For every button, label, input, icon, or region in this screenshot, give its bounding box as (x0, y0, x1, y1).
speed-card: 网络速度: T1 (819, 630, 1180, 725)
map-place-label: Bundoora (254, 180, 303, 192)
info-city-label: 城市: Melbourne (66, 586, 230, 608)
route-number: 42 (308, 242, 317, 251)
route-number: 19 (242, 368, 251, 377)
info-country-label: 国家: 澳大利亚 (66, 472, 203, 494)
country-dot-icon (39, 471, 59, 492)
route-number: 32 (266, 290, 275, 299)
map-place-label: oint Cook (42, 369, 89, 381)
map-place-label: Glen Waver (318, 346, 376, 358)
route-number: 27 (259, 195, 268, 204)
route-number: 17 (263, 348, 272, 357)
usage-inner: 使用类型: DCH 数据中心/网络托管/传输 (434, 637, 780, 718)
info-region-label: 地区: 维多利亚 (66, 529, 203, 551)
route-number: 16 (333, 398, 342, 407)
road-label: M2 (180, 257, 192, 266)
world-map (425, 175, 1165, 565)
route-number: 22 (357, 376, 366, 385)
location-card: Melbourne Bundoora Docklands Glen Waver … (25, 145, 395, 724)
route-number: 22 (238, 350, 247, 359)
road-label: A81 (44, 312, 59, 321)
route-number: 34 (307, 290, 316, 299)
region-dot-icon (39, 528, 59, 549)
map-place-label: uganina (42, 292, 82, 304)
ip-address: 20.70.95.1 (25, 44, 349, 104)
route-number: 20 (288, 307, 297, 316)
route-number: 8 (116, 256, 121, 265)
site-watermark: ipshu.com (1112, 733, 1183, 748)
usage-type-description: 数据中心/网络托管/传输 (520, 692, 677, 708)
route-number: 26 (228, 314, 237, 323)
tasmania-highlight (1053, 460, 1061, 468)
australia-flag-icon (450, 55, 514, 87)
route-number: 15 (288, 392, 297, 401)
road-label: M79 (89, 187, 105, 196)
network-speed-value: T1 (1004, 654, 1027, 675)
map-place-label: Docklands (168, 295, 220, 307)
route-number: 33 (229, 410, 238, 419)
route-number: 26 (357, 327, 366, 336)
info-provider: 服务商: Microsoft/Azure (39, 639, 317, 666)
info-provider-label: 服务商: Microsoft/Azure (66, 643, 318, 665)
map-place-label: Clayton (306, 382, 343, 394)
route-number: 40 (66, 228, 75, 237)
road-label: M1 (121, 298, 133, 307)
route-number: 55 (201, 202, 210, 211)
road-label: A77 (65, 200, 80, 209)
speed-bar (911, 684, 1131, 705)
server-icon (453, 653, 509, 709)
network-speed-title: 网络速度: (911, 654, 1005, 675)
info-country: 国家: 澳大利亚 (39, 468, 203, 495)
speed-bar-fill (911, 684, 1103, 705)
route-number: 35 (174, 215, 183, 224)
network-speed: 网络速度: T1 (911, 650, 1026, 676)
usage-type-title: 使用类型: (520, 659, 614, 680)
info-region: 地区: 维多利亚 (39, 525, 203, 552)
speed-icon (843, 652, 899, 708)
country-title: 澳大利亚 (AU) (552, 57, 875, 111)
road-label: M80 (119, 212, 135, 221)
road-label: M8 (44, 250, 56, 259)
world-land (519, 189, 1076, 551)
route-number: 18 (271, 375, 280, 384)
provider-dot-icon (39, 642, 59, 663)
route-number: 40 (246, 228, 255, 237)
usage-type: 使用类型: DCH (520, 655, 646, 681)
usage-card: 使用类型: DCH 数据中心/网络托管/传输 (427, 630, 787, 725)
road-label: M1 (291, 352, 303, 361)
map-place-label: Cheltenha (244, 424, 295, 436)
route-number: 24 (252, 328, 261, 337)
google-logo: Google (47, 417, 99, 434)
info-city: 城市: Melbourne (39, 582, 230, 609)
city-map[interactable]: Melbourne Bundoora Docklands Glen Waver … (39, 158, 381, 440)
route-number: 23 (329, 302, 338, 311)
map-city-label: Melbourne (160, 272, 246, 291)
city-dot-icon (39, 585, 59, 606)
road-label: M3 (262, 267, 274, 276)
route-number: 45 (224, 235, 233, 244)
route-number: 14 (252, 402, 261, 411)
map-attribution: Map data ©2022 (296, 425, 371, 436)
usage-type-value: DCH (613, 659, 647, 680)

· · ·

--- Short exercise ---
Count the lines in the rows above that contain the string "provider", where case matters, and reply with the number alone.

--- Answer below ---
3